| Dataset extract |
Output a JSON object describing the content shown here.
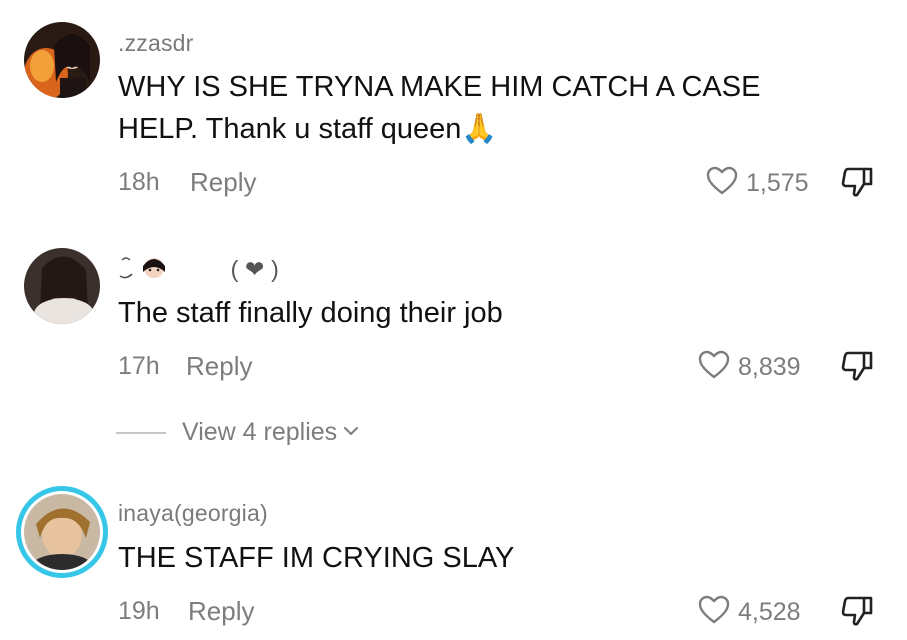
{
  "comments": [
    {
      "username": ".zzasdr",
      "text": "WHY IS SHE TRYNA MAKE HIM CATCH A CASE HELP. Thank u staff queen🙏",
      "time": "18h",
      "reply_label": "Reply",
      "likes": "1,575"
    },
    {
      "username": "( ❤ )",
      "text": "The staff finally doing their job",
      "time": "17h",
      "reply_label": "Reply",
      "likes": "8,839"
    },
    {
      "username": "inaya(georgia)",
      "text": "THE STAFF IM CRYING SLAY",
      "time": "19h",
      "reply_label": "Reply",
      "likes": "4,528"
    }
  ],
  "view_replies": {
    "label": "View 4 replies"
  },
  "colors": {
    "story_ring": "#36c7e8",
    "meta_text": "#7d7d7d"
  }
}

| Goal |
Without the pictures, print the whole listing exactly as given.

| Solved exercise |
Output a JSON object describing the content shown here.
{
  "comments": [
    {
      "username": ".zzasdr",
      "text": "WHY IS SHE TRYNA MAKE HIM CATCH A CASE HELP. Thank u staff queen🙏",
      "time": "18h",
      "reply_label": "Reply",
      "likes": "1,575"
    },
    {
      "username": "( ❤ )",
      "text": "The staff finally doing their job",
      "time": "17h",
      "reply_label": "Reply",
      "likes": "8,839"
    },
    {
      "username": "inaya(georgia)",
      "text": "THE STAFF IM CRYING SLAY",
      "time": "19h",
      "reply_label": "Reply",
      "likes": "4,528"
    }
  ],
  "view_replies": {
    "label": "View 4 replies"
  },
  "colors": {
    "story_ring": "#36c7e8",
    "meta_text": "#7d7d7d"
  }
}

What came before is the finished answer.